Work required ->
Find every line below that contains the word "Educación" and copy it out.

Supplied records ->
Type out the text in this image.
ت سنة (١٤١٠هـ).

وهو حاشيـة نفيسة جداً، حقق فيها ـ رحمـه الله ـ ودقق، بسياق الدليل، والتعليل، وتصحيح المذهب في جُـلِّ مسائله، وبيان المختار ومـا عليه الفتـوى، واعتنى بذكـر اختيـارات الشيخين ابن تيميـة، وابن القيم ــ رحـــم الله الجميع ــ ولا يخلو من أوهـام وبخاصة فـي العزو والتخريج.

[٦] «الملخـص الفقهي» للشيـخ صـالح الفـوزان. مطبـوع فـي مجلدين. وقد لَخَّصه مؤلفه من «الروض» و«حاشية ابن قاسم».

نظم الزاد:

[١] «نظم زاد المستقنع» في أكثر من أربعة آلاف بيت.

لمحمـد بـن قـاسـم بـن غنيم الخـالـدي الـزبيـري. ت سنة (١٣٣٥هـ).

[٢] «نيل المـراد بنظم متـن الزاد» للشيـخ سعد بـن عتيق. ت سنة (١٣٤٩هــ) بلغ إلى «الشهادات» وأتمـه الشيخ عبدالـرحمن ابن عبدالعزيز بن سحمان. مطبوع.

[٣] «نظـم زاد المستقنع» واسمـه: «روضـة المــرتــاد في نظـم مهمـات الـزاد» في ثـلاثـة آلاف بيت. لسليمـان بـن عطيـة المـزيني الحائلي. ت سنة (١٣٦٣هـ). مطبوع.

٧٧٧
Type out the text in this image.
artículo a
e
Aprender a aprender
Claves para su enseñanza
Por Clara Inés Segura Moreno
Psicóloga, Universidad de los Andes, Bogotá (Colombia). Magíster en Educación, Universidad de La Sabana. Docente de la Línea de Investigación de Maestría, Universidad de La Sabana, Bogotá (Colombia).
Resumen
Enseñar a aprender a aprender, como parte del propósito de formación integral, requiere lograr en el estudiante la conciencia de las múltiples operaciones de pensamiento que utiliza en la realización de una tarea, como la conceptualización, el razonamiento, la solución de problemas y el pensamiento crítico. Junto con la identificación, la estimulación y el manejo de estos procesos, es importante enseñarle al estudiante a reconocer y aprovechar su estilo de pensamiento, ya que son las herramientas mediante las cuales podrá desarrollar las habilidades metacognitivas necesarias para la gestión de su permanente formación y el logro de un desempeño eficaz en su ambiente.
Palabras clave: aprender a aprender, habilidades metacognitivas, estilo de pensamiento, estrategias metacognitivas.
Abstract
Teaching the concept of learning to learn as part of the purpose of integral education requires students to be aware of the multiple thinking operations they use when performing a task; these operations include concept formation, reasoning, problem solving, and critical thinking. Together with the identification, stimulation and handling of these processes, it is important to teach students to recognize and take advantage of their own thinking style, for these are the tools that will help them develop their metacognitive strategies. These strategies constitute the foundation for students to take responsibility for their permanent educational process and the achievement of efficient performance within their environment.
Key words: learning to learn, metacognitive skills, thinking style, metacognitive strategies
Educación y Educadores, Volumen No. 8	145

Response to the exercise ->
Psicóloga, Universidad de los Andes, Bogotá (Colombia). Magíster en Educación, Universidad de La Sabana. Docente de la Línea de Investigación de Maestría, Universidad de La Sabana, Bogotá (Colombia).
Educación y Educadores, Volumen No. 8	145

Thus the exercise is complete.